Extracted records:
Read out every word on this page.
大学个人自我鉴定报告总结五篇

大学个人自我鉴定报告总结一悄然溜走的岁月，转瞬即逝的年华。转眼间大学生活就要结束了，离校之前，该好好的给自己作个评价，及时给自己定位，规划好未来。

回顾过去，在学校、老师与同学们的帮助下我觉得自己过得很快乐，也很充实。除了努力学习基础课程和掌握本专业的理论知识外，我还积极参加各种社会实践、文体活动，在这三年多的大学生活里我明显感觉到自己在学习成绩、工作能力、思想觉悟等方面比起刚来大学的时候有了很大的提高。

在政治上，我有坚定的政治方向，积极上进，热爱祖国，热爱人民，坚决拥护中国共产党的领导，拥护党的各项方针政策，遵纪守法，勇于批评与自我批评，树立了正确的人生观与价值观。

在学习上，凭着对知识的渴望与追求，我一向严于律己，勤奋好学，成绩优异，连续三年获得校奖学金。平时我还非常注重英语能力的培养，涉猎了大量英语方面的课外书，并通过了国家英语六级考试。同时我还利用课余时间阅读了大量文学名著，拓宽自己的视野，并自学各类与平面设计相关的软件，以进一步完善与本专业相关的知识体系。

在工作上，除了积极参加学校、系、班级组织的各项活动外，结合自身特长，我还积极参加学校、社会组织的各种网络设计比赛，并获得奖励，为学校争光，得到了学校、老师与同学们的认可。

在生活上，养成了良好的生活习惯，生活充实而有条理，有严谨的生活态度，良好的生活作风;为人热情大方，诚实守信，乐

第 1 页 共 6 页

■ Task prompt ■
Restate the records, all of them, precisely as written.

■ Result below ■
Read out every word on this page.
大学个人自我鉴定报告总结五篇

大学个人自我鉴定报告总结一悄然溜走的岁月，转瞬即逝的年华。转眼间大学生活就要结束了，离校之前，该好好的给自己作个评价，及时给自己定位，规划好未来。

回顾过去，在学校、老师与同学们的帮助下我觉得自己过得很快乐，也很充实。除了努力学习基础课程和掌握本专业的理论知识外，我还积极参加各种社会实践、文体活动，在这三年多的大学生活里我明显感觉到自己在学习成绩、工作能力、思想觉悟等方面比起刚来大学的时候有了很大的提高。

在政治上，我有坚定的政治方向，积极上进，热爱祖国，热爱人民，坚决拥护中国共产党的领导，拥护党的各项方针政策，遵纪守法，勇于批评与自我批评，树立了正确的人生观与价值观。

在学习上，凭着对知识的渴望与追求，我一向严于律己，勤奋好学，成绩优异，连续三年获得校奖学金。平时我还非常注重英语能力的培养，涉猎了大量英语方面的课外书，并通过了国家英语六级考试。同时我还利用课余时间阅读了大量文学名著，拓宽自己的视野，并自学各类与平面设计相关的软件，以进一步完善与本专业相关的知识体系。

在工作上，除了积极参加学校、系、班级组织的各项活动外，结合自身特长，我还积极参加学校、社会组织的各种网络设计比赛，并获得奖励，为学校争光，得到了学校、老师与同学们的认可。

在生活上，养成了良好的生活习惯，生活充实而有条理，有严谨的生活态度，良好的生活作风;为人热情大方，诚实守信，乐

第 1 页 共 6 页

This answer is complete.